Some records:
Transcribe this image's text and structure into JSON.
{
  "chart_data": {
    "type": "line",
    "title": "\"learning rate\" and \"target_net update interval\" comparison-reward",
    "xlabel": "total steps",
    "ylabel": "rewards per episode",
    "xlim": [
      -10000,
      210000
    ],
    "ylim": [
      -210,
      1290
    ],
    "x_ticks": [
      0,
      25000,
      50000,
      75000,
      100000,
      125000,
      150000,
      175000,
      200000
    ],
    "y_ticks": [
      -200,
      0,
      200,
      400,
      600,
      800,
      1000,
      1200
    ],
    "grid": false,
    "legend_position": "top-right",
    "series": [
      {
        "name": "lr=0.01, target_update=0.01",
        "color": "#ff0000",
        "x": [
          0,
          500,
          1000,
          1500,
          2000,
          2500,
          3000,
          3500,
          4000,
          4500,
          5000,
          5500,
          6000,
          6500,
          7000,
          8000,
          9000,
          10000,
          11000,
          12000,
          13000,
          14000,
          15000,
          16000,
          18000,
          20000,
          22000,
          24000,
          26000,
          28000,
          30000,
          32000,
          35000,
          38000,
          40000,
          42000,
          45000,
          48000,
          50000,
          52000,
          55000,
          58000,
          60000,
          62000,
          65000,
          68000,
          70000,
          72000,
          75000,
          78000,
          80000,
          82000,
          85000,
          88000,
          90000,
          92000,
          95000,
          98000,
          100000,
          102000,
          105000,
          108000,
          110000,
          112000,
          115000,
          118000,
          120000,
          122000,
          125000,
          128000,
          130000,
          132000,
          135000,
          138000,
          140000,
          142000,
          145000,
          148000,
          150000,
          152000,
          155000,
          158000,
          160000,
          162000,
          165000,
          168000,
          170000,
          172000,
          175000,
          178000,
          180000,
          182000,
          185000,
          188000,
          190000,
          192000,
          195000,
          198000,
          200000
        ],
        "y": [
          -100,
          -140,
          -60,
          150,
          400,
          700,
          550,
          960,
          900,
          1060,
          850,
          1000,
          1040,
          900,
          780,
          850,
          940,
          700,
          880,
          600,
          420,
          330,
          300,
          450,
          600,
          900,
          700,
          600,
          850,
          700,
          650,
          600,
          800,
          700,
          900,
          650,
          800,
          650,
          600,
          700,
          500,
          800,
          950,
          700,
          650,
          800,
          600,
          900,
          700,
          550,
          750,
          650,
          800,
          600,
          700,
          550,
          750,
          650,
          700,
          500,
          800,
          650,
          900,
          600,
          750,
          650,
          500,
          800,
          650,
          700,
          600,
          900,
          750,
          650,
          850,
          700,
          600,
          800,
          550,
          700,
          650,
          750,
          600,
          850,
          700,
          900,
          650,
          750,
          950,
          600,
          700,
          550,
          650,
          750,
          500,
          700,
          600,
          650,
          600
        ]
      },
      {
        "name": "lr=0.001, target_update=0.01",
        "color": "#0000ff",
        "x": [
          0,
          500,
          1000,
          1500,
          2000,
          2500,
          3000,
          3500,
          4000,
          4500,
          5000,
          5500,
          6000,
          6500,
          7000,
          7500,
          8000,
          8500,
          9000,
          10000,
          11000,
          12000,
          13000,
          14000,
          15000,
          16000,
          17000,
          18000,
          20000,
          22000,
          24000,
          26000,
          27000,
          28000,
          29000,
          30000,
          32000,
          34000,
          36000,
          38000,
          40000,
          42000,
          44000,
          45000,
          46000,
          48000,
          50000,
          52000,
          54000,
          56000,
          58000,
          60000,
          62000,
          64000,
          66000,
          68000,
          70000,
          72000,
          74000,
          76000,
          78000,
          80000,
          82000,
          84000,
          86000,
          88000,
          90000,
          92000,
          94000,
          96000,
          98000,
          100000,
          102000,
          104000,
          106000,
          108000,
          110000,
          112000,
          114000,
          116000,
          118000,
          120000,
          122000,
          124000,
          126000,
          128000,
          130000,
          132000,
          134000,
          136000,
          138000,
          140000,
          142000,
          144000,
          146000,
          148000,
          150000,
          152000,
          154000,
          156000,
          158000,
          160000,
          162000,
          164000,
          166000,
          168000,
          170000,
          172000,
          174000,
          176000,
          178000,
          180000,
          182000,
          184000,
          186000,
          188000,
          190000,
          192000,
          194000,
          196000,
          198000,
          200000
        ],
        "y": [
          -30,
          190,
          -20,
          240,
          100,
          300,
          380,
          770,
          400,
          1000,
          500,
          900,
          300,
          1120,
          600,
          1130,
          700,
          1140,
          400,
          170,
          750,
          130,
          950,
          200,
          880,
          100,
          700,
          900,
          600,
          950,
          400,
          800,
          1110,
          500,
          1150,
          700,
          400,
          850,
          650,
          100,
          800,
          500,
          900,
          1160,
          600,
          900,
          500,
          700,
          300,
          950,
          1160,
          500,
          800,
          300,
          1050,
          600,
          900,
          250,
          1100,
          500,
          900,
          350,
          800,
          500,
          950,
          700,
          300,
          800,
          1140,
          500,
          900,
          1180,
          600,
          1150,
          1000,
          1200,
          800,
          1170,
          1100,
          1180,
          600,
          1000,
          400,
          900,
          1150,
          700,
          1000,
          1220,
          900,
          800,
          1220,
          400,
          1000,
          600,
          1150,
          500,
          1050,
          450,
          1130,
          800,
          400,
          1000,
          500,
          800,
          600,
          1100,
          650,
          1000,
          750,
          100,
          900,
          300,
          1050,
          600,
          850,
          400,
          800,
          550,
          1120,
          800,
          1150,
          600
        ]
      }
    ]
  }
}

**Work to do:**
Every record above should be output exactly.

**Right answer:**
Transcribe this image's text and structure into JSON.
{
  "chart_data": {
    "type": "line",
    "title": "\"learning rate\" and \"target_net update interval\" comparison-reward",
    "xlabel": "total steps",
    "ylabel": "rewards per episode",
    "xlim": [
      -10000,
      210000
    ],
    "ylim": [
      -210,
      1290
    ],
    "x_ticks": [
      0,
      25000,
      50000,
      75000,
      100000,
      125000,
      150000,
      175000,
      200000
    ],
    "y_ticks": [
      -200,
      0,
      200,
      400,
      600,
      800,
      1000,
      1200
    ],
    "grid": false,
    "legend_position": "top-right",
    "series": [
      {
        "name": "lr=0.01, target_update=0.01",
        "color": "#ff0000",
        "x": [
          0,
          500,
          1000,
          1500,
          2000,
          2500,
          3000,
          3500,
          4000,
          4500,
          5000,
          5500,
          6000,
          6500,
          7000,
          8000,
          9000,
          10000,
          11000,
          12000,
          13000,
          14000,
          15000,
          16000,
          18000,
          20000,
          22000,
          24000,
          26000,
          28000,
          30000,
          32000,
          35000,
          38000,
          40000,
          42000,
          45000,
          48000,
          50000,
          52000,
          55000,
          58000,
          60000,
          62000,
          65000,
          68000,
          70000,
          72000,
          75000,
          78000,
          80000,
          82000,
          85000,
          88000,
          90000,
          92000,
          95000,
          98000,
          100000,
          102000,
          105000,
          108000,
          110000,
          112000,
          115000,
          118000,
          120000,
          122000,
          125000,
          128000,
          130000,
          132000,
          135000,
          138000,
          140000,
          142000,
          145000,
          148000,
          150000,
          152000,
          155000,
          158000,
          160000,
          162000,
          165000,
          168000,
          170000,
          172000,
          175000,
          178000,
          180000,
          182000,
          185000,
          188000,
          190000,
          192000,
          195000,
          198000,
          200000
        ],
        "y": [
          -100,
          -140,
          -60,
          150,
          400,
          700,
          550,
          960,
          900,
          1060,
          850,
          1000,
          1040,
          900,
          780,
          850,
          940,
          700,
          880,
          600,
          420,
          330,
          300,
          450,
          600,
          900,
          700,
          600,
          850,
          700,
          650,
          600,
          800,
          700,
          900,
          650,
          800,
          650,
          600,
          700,
          500,
          800,
          950,
          700,
          650,
          800,
          600,
          900,
          700,
          550,
          750,
          650,
          800,
          600,
          700,
          550,
          750,
          650,
          700,
          500,
          800,
          650,
          900,
          600,
          750,
          650,
          500,
          800,
          650,
          700,
          600,
          900,
          750,
          650,
          850,
          700,
          600,
          800,
          550,
          700,
          650,
          750,
          600,
          850,
          700,
          900,
          650,
          750,
          950,
          600,
          700,
          550,
          650,
          750,
          500,
          700,
          600,
          650,
          600
        ]
      },
      {
        "name": "lr=0.001, target_update=0.01",
        "color": "#0000ff",
        "x": [
          0,
          500,
          1000,
          1500,
          2000,
          2500,
          3000,
          3500,
          4000,
          4500,
          5000,
          5500,
          6000,
          6500,
          7000,
          7500,
          8000,
          8500,
          9000,
          10000,
          11000,
          12000,
          13000,
          14000,
          15000,
          16000,
          17000,
          18000,
          20000,
          22000,
          24000,
          26000,
          27000,
          28000,
          29000,
          30000,
          32000,
          34000,
          36000,
          38000,
          40000,
          42000,
          44000,
          45000,
          46000,
          48000,
          50000,
          52000,
          54000,
          56000,
          58000,
          60000,
          62000,
          64000,
          66000,
          68000,
          70000,
          72000,
          74000,
          76000,
          78000,
          80000,
          82000,
          84000,
          86000,
          88000,
          90000,
          92000,
          94000,
          96000,
          98000,
          100000,
          102000,
          104000,
          106000,
          108000,
          110000,
          112000,
          114000,
          116000,
          118000,
          120000,
          122000,
          124000,
          126000,
          128000,
          130000,
          132000,
          134000,
          136000,
          138000,
          140000,
          142000,
          144000,
          146000,
          148000,
          150000,
          152000,
          154000,
          156000,
          158000,
          160000,
          162000,
          164000,
          166000,
          168000,
          170000,
          172000,
          174000,
          176000,
          178000,
          180000,
          182000,
          184000,
          186000,
          188000,
          190000,
          192000,
          194000,
          196000,
          198000,
          200000
        ],
        "y": [
          -30,
          190,
          -20,
          240,
          100,
          300,
          380,
          770,
          400,
          1000,
          500,
          900,
          300,
          1120,
          600,
          1130,
          700,
          1140,
          400,
          170,
          750,
          130,
          950,
          200,
          880,
          100,
          700,
          900,
          600,
          950,
          400,
          800,
          1110,
          500,
          1150,
          700,
          400,
          850,
          650,
          100,
          800,
          500,
          900,
          1160,
          600,
          900,
          500,
          700,
          300,
          950,
          1160,
          500,
          800,
          300,
          1050,
          600,
          900,
          250,
          1100,
          500,
          900,
          350,
          800,
          500,
          950,
          700,
          300,
          800,
          1140,
          500,
          900,
          1180,
          600,
          1150,
          1000,
          1200,
          800,
          1170,
          1100,
          1180,
          600,
          1000,
          400,
          900,
          1150,
          700,
          1000,
          1220,
          900,
          800,
          1220,
          400,
          1000,
          600,
          1150,
          500,
          1050,
          450,
          1130,
          800,
          400,
          1000,
          500,
          800,
          600,
          1100,
          650,
          1000,
          750,
          100,
          900,
          300,
          1050,
          600,
          850,
          400,
          800,
          550,
          1120,
          800,
          1150,
          600
        ]
      }
    ]
  }
}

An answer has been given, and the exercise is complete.